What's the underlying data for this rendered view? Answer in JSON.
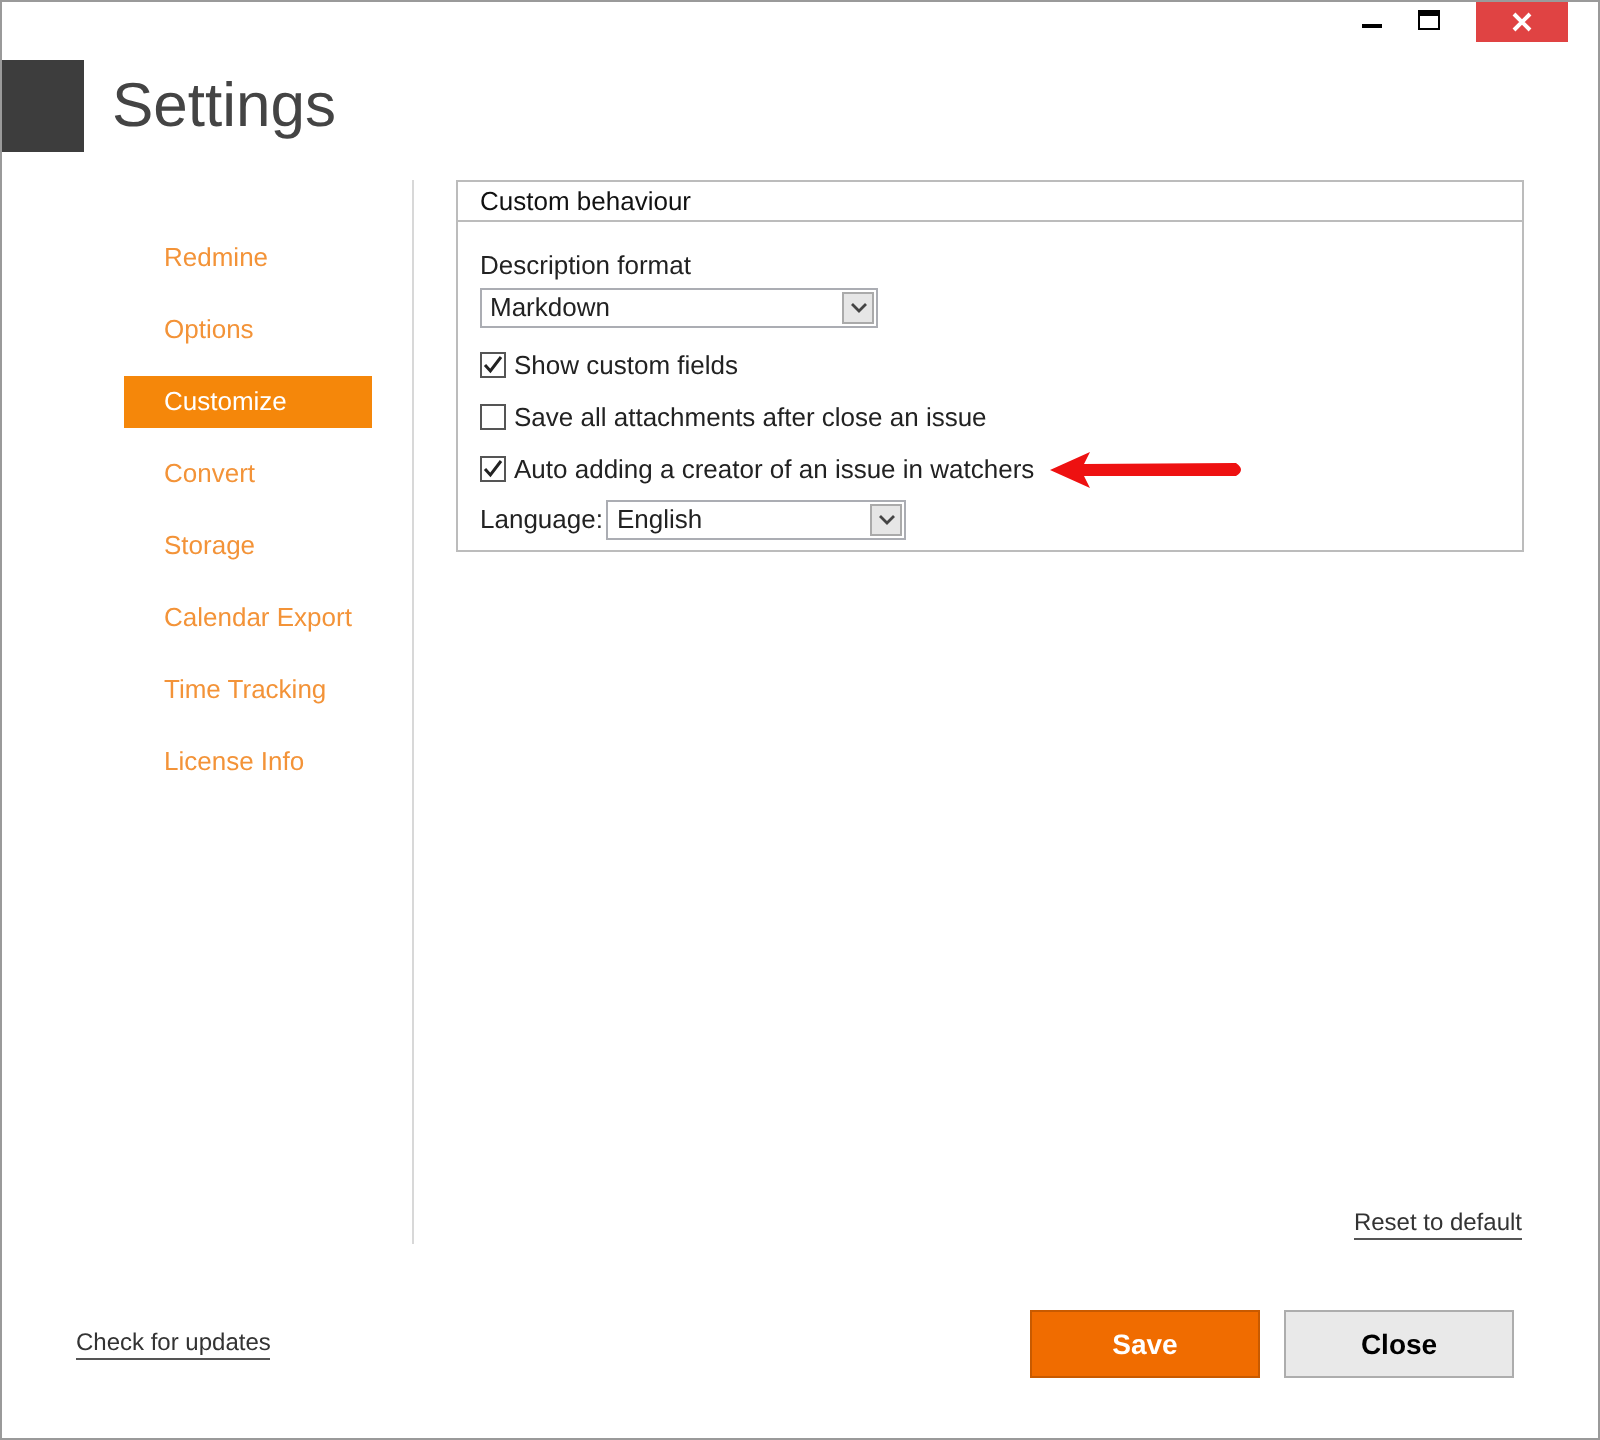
{
  "window": {
    "title": "Settings"
  },
  "sidebar": {
    "items": [
      {
        "label": "Redmine",
        "selected": false
      },
      {
        "label": "Options",
        "selected": false
      },
      {
        "label": "Customize",
        "selected": true
      },
      {
        "label": "Convert",
        "selected": false
      },
      {
        "label": "Storage",
        "selected": false
      },
      {
        "label": "Calendar Export",
        "selected": false
      },
      {
        "label": "Time Tracking",
        "selected": false
      },
      {
        "label": "License Info",
        "selected": false
      }
    ]
  },
  "group": {
    "title": "Custom behaviour",
    "rows": [
      {
        "kind": "dropdown",
        "label": "Description format",
        "value": "Markdown"
      },
      {
        "kind": "checkbox",
        "label": "Show custom fields",
        "checked": true
      },
      {
        "kind": "checkbox",
        "label": "Save all attachments after close an issue",
        "checked": false
      },
      {
        "kind": "checkbox",
        "label": "Auto adding a creator of an issue in watchers",
        "checked": true,
        "highlighted": true
      },
      {
        "kind": "inline-dropdown",
        "label": "Language:",
        "value": "English"
      }
    ]
  },
  "reset_link": "Reset to default",
  "update_link": "Check for updates",
  "buttons": [
    {
      "label": "Save",
      "kind": "primary"
    },
    {
      "label": "Close",
      "kind": "secondary"
    }
  ]
}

What you will do: Without the pictures, reproduce every line of the records above exactly.

Answer for the task:
What's the underlying data for this rendered view? Answer in JSON.
{
  "window": {
    "title": "Settings"
  },
  "sidebar": {
    "items": [
      {
        "label": "Redmine",
        "selected": false
      },
      {
        "label": "Options",
        "selected": false
      },
      {
        "label": "Customize",
        "selected": true
      },
      {
        "label": "Convert",
        "selected": false
      },
      {
        "label": "Storage",
        "selected": false
      },
      {
        "label": "Calendar Export",
        "selected": false
      },
      {
        "label": "Time Tracking",
        "selected": false
      },
      {
        "label": "License Info",
        "selected": false
      }
    ]
  },
  "group": {
    "title": "Custom behaviour",
    "rows": [
      {
        "kind": "dropdown",
        "label": "Description format",
        "value": "Markdown"
      },
      {
        "kind": "checkbox",
        "label": "Show custom fields",
        "checked": true
      },
      {
        "kind": "checkbox",
        "label": "Save all attachments after close an issue",
        "checked": false
      },
      {
        "kind": "checkbox",
        "label": "Auto adding a creator of an issue in watchers",
        "checked": true,
        "highlighted": true
      },
      {
        "kind": "inline-dropdown",
        "label": "Language:",
        "value": "English"
      }
    ]
  },
  "reset_link": "Reset to default",
  "update_link": "Check for updates",
  "buttons": [
    {
      "label": "Save",
      "kind": "primary"
    },
    {
      "label": "Close",
      "kind": "secondary"
    }
  ]
}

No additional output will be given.